● **TO DO**: Wherever the string "name" appears in a line, extract that line.

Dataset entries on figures

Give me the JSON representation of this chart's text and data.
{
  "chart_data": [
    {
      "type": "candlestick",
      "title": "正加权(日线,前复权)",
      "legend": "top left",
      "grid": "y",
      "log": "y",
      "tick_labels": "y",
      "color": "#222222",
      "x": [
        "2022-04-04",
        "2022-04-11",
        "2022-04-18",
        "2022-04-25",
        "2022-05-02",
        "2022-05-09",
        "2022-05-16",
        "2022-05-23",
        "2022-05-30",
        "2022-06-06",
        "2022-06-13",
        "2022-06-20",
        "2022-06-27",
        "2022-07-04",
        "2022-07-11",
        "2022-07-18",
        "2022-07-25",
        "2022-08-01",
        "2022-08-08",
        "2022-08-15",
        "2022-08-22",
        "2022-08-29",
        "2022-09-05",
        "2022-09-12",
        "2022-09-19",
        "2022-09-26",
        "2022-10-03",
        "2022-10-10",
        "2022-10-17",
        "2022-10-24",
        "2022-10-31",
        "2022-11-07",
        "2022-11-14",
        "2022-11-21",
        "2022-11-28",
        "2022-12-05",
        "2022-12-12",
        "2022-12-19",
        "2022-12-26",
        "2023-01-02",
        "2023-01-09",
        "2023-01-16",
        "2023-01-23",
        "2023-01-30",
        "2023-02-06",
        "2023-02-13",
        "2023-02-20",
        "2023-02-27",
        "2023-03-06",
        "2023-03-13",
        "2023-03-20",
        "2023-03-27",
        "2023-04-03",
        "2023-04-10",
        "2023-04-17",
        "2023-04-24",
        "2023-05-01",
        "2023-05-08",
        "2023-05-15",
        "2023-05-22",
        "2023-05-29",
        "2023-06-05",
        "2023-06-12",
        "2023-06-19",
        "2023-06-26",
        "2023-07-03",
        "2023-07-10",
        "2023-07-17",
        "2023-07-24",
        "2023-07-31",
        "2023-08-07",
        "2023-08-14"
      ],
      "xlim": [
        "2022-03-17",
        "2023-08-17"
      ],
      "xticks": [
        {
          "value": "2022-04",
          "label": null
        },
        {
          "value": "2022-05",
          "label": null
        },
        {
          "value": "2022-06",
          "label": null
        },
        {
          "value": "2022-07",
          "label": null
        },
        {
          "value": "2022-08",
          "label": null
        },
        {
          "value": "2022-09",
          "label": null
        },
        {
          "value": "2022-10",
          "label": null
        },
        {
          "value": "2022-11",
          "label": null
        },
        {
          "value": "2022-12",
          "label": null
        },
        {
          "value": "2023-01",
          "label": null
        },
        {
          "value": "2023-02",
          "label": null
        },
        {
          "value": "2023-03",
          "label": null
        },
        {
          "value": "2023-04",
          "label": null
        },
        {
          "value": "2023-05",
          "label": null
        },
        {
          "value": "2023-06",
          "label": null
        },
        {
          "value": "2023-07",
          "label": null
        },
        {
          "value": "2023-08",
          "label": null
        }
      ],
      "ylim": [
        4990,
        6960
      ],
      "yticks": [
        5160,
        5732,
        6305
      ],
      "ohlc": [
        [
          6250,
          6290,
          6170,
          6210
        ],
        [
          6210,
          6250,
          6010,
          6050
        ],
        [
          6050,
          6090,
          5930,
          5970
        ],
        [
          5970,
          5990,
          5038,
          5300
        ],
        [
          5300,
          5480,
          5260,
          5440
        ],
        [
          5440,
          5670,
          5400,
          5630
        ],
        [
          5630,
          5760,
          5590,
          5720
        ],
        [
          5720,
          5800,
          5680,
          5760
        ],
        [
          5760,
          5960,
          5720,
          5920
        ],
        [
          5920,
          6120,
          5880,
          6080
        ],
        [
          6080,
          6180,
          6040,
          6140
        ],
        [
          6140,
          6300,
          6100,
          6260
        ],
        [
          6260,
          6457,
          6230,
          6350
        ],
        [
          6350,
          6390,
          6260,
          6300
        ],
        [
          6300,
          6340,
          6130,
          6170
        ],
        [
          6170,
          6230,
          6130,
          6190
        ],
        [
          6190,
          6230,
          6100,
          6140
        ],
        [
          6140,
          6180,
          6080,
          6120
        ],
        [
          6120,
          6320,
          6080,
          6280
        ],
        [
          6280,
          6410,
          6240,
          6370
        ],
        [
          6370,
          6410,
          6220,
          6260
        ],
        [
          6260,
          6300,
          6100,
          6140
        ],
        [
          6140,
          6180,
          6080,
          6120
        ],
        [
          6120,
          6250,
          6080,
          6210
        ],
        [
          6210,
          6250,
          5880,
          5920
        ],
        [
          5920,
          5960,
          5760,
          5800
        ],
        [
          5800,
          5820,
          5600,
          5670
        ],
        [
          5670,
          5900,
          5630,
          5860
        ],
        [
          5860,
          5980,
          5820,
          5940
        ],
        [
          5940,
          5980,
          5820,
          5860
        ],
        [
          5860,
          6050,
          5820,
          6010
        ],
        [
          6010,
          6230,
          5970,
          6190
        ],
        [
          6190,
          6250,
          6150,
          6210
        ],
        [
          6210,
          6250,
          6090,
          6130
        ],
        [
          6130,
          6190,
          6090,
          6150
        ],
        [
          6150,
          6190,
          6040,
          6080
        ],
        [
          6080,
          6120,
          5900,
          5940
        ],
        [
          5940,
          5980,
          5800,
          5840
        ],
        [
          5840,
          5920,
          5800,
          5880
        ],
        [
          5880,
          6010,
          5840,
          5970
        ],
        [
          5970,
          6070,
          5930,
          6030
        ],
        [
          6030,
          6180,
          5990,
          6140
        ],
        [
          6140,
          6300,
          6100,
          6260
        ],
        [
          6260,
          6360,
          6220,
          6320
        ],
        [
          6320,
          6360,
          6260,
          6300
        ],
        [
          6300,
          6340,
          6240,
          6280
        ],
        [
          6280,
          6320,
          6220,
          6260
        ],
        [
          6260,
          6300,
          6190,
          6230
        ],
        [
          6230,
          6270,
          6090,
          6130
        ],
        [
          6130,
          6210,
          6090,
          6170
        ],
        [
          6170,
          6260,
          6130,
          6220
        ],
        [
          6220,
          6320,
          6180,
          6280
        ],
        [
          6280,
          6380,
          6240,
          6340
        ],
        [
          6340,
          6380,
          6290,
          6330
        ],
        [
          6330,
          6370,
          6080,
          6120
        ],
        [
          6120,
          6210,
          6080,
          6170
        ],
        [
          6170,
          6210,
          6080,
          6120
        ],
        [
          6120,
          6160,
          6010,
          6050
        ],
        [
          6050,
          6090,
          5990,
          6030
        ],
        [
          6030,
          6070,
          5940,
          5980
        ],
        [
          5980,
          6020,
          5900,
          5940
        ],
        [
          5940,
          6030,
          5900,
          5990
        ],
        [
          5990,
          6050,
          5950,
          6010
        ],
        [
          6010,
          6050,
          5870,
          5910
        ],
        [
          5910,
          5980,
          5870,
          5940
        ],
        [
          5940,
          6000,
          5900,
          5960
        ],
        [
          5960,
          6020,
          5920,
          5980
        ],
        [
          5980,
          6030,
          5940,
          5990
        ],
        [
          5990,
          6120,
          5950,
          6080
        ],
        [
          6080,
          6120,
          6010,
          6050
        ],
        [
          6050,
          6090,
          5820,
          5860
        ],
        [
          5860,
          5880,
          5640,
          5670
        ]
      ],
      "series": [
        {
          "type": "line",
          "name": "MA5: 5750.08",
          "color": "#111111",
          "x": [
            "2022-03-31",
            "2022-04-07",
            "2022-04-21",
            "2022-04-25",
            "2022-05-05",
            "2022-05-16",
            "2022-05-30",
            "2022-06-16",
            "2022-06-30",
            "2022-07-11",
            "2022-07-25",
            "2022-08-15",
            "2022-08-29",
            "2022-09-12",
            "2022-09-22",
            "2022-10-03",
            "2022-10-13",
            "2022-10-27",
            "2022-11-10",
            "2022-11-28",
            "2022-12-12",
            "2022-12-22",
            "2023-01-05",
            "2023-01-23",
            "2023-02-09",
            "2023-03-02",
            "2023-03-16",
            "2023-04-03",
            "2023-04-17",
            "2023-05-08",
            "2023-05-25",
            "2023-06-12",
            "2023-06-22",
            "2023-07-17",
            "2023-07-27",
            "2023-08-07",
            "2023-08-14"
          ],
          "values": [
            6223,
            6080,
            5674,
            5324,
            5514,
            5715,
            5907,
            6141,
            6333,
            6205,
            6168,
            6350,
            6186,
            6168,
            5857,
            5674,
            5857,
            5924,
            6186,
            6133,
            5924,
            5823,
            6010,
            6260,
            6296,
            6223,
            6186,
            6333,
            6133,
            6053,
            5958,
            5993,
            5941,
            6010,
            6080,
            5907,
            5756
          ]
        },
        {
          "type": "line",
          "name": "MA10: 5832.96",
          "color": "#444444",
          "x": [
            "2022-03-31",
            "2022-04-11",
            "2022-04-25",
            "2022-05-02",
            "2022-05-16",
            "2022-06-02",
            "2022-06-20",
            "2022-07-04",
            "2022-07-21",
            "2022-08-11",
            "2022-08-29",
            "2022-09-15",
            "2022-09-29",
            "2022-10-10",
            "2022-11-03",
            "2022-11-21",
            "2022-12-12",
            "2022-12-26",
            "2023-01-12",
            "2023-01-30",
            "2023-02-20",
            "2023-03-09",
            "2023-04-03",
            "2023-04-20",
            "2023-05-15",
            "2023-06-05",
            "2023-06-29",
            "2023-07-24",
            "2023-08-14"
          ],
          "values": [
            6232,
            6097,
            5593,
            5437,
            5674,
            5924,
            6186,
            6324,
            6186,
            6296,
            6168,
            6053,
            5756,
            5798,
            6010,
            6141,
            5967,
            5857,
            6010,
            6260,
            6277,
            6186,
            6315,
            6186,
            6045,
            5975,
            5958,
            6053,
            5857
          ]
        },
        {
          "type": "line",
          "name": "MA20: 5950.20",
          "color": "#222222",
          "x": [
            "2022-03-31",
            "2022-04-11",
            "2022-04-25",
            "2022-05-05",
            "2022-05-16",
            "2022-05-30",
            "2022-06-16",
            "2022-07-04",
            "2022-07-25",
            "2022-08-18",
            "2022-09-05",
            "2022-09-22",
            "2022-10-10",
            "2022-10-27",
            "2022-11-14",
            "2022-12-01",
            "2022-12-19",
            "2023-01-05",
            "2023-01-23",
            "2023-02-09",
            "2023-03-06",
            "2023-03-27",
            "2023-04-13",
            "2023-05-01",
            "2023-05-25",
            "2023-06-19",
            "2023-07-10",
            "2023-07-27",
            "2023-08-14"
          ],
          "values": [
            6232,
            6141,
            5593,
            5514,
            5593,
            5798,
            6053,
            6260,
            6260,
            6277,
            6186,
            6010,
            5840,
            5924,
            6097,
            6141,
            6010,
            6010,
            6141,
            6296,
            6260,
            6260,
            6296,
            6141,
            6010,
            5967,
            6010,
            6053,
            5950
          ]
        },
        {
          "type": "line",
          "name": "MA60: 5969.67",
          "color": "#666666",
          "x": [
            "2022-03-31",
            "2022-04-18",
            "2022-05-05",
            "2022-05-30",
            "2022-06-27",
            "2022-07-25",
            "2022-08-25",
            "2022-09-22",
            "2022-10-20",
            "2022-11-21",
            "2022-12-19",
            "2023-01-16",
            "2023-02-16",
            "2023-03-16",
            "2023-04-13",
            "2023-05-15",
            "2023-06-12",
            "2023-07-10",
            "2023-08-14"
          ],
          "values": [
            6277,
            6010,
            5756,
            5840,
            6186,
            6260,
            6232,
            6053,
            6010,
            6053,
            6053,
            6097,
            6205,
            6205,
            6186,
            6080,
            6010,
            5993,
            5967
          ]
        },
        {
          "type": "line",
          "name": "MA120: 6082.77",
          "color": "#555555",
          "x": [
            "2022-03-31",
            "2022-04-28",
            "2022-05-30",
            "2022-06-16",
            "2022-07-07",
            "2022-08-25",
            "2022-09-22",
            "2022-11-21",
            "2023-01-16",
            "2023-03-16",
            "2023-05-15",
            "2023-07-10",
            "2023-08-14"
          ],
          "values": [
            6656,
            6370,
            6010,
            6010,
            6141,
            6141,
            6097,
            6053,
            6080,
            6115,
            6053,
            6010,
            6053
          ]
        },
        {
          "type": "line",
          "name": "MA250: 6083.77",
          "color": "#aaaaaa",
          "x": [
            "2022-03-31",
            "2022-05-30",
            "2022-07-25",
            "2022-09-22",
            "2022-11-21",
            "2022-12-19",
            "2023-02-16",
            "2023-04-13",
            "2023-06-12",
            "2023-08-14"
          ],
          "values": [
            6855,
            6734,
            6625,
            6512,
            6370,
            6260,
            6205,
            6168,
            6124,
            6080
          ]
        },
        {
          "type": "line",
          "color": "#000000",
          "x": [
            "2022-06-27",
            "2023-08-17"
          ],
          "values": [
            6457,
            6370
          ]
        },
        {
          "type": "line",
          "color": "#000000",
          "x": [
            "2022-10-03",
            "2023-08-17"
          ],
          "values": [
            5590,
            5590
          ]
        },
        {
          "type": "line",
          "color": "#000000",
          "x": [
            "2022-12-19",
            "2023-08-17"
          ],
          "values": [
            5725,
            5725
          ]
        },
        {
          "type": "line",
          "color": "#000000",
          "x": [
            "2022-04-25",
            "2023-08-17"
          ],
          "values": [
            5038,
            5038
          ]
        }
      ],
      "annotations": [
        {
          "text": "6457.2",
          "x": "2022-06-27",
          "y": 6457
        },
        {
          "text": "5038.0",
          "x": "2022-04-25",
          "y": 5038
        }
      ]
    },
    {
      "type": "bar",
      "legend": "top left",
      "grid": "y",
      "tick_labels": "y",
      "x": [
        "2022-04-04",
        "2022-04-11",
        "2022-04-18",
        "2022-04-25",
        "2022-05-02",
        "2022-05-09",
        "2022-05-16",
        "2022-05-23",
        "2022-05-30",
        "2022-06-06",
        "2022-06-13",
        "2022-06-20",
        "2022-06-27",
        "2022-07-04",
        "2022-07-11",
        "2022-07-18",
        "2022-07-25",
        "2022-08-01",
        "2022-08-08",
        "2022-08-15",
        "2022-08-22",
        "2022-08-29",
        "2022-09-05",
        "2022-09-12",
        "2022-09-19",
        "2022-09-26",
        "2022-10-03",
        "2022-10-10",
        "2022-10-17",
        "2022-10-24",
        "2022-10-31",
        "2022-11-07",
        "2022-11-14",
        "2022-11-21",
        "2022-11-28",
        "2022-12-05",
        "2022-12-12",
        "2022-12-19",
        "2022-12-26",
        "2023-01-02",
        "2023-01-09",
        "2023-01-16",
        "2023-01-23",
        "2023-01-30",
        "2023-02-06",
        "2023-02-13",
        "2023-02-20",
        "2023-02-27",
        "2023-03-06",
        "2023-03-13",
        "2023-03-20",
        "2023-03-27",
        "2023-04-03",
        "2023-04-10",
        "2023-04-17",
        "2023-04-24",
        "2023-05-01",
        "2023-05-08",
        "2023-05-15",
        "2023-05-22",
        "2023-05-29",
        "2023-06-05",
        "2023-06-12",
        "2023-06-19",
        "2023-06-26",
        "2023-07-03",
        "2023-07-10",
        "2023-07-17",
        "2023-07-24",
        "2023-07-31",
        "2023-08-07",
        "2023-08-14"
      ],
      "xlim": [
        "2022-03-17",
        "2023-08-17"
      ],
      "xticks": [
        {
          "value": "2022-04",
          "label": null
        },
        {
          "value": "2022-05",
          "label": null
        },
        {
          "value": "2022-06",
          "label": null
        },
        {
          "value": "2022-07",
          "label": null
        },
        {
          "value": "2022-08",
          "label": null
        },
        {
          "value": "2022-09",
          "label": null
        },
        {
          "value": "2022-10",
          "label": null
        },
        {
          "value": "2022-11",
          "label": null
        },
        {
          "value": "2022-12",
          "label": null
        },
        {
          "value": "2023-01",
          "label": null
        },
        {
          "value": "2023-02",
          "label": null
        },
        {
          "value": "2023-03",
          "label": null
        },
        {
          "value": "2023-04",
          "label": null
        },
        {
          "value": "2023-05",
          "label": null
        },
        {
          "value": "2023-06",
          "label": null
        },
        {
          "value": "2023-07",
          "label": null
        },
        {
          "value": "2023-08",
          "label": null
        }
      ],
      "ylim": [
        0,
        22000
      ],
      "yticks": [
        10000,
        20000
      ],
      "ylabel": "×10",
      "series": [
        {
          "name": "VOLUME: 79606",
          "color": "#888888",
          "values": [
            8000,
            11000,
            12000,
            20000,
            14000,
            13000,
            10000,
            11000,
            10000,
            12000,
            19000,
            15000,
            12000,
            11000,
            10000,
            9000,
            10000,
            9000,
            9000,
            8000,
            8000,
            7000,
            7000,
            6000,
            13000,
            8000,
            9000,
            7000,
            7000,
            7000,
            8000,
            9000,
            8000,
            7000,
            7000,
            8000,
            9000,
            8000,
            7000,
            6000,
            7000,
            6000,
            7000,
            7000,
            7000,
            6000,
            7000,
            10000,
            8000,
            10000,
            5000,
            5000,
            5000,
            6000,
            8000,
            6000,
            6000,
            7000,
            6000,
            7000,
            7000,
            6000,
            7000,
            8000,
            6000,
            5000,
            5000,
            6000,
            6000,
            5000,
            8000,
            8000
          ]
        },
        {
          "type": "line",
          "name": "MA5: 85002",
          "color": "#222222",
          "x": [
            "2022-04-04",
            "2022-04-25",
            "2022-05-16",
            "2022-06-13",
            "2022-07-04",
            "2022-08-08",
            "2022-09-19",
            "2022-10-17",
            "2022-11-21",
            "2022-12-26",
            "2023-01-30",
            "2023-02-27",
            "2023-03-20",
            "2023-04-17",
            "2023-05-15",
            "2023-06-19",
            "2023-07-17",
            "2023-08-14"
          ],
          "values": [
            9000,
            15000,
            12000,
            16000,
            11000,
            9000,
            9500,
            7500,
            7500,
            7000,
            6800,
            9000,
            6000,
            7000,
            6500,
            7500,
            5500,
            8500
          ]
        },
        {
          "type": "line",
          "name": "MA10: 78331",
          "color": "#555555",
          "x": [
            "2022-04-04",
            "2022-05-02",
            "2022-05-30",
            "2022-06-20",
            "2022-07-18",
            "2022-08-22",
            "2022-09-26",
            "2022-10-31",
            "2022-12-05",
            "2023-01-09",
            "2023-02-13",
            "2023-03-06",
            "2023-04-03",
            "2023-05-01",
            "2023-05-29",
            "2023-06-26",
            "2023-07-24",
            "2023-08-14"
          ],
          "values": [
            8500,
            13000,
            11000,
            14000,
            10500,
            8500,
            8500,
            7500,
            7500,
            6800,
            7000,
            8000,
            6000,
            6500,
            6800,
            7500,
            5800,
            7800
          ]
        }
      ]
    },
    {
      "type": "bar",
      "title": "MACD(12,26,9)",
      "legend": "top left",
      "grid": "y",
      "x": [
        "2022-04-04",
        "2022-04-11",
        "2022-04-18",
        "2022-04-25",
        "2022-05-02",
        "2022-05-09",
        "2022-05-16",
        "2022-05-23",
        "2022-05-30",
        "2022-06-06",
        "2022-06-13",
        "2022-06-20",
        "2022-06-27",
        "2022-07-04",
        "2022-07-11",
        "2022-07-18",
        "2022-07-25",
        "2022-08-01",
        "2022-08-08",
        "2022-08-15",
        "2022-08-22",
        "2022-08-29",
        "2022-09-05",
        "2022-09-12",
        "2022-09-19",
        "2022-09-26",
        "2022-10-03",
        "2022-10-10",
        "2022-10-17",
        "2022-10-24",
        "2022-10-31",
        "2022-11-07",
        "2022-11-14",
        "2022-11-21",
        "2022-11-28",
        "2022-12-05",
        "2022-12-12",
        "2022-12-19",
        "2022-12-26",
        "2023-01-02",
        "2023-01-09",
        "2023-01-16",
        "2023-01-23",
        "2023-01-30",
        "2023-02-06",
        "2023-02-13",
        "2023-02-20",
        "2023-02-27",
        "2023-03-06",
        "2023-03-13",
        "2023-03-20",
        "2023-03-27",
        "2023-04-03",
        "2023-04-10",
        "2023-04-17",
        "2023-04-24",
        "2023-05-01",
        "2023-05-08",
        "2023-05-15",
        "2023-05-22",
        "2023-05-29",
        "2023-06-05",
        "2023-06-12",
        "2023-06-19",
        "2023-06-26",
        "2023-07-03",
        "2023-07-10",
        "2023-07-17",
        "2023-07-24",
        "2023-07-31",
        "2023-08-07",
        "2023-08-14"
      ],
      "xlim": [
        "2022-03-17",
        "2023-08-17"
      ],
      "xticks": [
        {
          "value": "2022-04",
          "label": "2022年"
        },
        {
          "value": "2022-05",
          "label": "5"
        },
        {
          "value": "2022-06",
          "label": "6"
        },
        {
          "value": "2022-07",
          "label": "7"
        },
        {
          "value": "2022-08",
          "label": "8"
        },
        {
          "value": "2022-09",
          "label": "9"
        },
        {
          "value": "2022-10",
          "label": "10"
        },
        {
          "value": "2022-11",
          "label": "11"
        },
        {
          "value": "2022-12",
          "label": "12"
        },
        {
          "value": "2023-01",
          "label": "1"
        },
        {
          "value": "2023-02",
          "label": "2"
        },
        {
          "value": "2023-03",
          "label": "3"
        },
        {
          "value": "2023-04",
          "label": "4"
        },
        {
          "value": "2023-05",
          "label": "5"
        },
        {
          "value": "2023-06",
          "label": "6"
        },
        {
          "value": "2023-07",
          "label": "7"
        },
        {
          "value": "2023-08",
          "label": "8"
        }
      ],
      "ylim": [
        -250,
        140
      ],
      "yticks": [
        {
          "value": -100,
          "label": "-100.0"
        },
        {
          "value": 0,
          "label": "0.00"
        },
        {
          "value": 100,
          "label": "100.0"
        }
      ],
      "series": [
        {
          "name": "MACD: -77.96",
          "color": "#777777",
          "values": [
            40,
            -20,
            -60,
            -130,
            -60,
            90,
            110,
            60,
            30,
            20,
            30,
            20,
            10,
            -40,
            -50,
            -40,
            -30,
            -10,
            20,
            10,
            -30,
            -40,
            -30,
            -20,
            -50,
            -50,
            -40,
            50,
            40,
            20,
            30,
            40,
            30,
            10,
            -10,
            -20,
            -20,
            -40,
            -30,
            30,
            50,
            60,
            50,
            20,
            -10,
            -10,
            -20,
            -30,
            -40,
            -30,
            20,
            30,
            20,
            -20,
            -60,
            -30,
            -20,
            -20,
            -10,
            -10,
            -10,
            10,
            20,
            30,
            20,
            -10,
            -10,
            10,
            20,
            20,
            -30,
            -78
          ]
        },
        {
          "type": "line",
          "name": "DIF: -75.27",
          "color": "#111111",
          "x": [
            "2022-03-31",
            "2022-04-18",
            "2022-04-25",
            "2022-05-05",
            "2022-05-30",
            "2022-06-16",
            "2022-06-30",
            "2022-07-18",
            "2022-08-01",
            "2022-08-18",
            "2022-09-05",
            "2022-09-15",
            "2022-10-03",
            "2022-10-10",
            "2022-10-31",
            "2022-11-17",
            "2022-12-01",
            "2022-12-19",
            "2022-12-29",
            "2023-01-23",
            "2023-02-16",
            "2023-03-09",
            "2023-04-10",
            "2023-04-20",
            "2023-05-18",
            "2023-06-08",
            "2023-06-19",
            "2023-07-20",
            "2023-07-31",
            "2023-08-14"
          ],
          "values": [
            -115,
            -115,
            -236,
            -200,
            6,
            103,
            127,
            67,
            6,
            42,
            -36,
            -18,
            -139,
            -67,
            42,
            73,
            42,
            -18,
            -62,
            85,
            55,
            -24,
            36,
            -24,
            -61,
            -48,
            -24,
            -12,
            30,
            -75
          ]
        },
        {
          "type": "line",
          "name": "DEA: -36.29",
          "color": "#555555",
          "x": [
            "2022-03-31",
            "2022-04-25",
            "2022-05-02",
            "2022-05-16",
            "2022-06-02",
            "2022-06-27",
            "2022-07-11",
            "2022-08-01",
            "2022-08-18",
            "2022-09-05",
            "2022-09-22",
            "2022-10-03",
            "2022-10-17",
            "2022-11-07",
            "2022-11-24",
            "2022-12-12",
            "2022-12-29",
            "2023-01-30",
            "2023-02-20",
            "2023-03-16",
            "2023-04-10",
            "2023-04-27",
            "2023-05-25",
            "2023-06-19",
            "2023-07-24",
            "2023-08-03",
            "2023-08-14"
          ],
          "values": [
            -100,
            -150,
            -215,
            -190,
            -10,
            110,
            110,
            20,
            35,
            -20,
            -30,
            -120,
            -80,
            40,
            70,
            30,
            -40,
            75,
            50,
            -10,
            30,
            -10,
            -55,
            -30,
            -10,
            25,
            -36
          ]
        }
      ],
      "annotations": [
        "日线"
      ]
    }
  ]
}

● **RESPONSE BELOW**:
          "name": "MA5: 5750.08",
          "name": "MA10: 5832.96",
          "name": "MA20: 5950.20",
          "name": "MA60: 5969.67",
          "name": "MA120: 6082.77",
          "name": "MA250: 6083.77",
          "name": "VOLUME: 79606",
          "name": "MA5: 85002",
          "name": "MA10: 78331",
          "name": "MACD: -77.96",
          "name": "DIF: -75.27",
          "name": "DEA: -36.29",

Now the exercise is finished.